## [ABOUT THIS TASK]
Filter the records below, keeping only lines with the string "RetroBar".

[Entries from a dataset of interfaces]
........
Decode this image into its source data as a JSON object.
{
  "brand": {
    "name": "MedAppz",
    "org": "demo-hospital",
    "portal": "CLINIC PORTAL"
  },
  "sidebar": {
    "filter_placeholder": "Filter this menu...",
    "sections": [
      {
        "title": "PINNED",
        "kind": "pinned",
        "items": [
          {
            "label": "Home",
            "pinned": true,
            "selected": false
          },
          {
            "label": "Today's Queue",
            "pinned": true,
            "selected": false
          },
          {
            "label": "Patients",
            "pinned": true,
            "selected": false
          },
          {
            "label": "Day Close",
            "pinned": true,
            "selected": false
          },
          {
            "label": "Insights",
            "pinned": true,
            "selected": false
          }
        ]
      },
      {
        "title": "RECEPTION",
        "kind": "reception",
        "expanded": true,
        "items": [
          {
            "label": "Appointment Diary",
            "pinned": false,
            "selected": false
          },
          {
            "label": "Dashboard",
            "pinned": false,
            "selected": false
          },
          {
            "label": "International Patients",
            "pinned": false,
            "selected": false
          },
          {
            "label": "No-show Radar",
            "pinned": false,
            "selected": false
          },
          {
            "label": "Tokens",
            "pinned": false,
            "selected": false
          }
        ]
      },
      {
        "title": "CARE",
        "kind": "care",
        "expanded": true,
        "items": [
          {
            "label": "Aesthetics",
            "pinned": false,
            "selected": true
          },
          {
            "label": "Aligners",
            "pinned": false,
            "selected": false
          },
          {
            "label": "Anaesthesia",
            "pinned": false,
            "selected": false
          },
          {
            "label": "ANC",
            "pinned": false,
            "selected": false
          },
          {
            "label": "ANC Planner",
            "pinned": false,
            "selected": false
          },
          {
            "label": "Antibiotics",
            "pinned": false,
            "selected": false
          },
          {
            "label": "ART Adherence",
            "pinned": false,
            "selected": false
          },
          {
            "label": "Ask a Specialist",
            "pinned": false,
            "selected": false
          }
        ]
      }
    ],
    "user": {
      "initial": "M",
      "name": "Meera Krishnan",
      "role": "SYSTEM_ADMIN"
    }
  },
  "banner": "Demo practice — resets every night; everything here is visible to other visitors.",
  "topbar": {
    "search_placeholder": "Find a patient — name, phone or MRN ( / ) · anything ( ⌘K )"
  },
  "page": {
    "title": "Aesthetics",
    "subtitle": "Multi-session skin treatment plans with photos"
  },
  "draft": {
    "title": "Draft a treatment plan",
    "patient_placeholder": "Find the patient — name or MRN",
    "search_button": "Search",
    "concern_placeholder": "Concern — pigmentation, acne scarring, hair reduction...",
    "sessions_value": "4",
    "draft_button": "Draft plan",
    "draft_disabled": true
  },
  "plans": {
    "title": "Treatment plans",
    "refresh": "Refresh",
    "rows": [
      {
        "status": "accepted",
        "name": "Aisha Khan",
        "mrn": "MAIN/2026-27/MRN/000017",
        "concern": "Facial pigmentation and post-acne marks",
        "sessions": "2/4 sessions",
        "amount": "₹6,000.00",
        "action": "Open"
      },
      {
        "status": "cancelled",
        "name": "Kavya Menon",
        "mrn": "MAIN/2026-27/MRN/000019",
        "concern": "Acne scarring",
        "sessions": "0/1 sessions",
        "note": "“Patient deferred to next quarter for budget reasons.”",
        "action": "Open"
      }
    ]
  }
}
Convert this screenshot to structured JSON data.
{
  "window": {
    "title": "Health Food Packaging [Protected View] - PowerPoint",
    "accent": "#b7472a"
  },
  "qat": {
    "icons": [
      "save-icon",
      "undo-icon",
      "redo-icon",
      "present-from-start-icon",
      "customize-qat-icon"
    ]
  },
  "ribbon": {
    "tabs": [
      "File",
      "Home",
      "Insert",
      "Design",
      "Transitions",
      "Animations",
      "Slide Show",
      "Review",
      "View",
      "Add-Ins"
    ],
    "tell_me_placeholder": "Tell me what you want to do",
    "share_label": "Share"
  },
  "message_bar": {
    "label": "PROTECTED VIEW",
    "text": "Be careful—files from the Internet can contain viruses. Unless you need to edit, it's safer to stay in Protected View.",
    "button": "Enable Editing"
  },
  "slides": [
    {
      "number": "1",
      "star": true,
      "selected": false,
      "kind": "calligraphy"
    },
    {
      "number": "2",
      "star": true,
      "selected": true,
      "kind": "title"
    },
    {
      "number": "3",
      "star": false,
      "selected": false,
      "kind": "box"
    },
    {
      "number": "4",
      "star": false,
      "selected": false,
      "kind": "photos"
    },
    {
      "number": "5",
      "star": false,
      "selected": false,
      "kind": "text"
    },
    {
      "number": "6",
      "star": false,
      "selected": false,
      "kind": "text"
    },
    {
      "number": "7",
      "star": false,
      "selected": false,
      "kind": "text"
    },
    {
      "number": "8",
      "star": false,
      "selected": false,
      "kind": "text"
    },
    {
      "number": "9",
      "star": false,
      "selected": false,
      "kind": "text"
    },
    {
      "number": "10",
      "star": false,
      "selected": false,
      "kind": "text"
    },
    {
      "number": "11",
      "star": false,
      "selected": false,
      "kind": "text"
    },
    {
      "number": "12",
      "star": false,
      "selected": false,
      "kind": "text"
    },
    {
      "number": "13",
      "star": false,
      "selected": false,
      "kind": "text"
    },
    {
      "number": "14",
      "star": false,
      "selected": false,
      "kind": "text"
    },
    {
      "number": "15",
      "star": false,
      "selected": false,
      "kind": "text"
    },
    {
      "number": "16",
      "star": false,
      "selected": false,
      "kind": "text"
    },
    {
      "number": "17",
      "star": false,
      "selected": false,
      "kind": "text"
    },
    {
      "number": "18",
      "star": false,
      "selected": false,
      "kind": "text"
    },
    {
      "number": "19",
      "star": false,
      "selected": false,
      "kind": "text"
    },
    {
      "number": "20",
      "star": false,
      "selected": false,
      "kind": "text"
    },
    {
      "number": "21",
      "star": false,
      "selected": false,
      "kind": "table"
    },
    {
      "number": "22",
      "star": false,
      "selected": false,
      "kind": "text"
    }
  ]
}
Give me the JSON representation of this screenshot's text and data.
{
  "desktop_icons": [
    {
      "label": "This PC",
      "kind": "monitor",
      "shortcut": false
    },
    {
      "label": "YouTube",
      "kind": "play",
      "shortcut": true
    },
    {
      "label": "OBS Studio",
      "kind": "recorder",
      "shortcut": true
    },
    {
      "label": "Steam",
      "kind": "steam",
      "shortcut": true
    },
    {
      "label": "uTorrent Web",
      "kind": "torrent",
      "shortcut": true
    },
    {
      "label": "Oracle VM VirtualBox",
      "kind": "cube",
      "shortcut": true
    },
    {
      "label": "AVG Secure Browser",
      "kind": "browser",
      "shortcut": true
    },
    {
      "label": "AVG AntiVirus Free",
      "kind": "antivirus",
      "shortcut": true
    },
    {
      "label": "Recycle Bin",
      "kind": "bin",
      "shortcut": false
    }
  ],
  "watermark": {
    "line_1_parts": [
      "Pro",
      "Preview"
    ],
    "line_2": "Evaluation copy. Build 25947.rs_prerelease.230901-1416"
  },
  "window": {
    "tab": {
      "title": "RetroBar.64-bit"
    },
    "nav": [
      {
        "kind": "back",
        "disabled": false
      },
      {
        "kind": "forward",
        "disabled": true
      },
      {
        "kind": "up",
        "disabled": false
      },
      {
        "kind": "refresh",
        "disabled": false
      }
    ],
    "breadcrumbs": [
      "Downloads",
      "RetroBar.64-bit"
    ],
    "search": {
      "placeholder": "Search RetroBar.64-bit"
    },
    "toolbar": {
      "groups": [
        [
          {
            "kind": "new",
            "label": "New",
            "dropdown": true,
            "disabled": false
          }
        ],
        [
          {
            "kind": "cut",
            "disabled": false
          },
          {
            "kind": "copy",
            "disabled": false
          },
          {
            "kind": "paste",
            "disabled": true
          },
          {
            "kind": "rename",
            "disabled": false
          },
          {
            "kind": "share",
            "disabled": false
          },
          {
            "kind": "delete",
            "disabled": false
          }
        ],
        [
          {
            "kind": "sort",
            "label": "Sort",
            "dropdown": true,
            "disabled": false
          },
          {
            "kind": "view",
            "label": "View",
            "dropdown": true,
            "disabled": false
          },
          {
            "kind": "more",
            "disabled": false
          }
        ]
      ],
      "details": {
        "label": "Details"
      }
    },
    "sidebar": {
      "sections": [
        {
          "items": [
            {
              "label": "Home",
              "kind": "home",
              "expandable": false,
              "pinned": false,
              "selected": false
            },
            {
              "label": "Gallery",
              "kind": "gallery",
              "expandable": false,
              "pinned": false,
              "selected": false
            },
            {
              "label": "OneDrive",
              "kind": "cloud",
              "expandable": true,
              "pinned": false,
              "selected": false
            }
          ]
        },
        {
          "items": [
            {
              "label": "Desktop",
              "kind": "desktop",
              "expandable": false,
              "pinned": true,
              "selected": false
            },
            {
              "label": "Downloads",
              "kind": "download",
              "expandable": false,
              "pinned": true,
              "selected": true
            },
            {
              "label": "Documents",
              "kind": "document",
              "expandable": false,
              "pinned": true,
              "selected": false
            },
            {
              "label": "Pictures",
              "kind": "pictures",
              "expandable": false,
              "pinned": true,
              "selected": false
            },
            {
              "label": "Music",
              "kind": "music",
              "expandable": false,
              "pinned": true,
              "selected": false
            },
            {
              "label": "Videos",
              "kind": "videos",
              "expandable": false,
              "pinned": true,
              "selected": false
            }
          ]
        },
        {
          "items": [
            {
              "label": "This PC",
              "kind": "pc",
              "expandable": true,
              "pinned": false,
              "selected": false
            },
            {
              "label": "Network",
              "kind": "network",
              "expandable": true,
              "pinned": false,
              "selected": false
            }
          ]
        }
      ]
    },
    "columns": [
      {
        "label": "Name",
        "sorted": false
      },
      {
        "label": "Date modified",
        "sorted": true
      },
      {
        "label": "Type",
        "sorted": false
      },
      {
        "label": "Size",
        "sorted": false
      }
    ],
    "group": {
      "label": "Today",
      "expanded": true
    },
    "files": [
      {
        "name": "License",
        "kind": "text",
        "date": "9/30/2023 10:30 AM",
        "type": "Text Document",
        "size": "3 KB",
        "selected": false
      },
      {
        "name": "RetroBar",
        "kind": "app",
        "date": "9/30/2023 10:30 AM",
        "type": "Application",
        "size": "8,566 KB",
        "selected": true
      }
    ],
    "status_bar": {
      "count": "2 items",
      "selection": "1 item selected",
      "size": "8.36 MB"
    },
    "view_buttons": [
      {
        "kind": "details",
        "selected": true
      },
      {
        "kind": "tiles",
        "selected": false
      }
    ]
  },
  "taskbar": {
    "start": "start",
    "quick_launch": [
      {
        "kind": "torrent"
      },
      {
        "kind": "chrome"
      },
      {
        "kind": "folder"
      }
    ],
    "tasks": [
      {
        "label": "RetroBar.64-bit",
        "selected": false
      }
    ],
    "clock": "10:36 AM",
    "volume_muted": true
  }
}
........
## [WRITTEN SOLUTION]
      "title": "RetroBar.64-bit"
      "RetroBar.64-bit"
      "placeholder": "Search RetroBar.64-bit"
        "name": "RetroBar",
        "label": "RetroBar.64-bit",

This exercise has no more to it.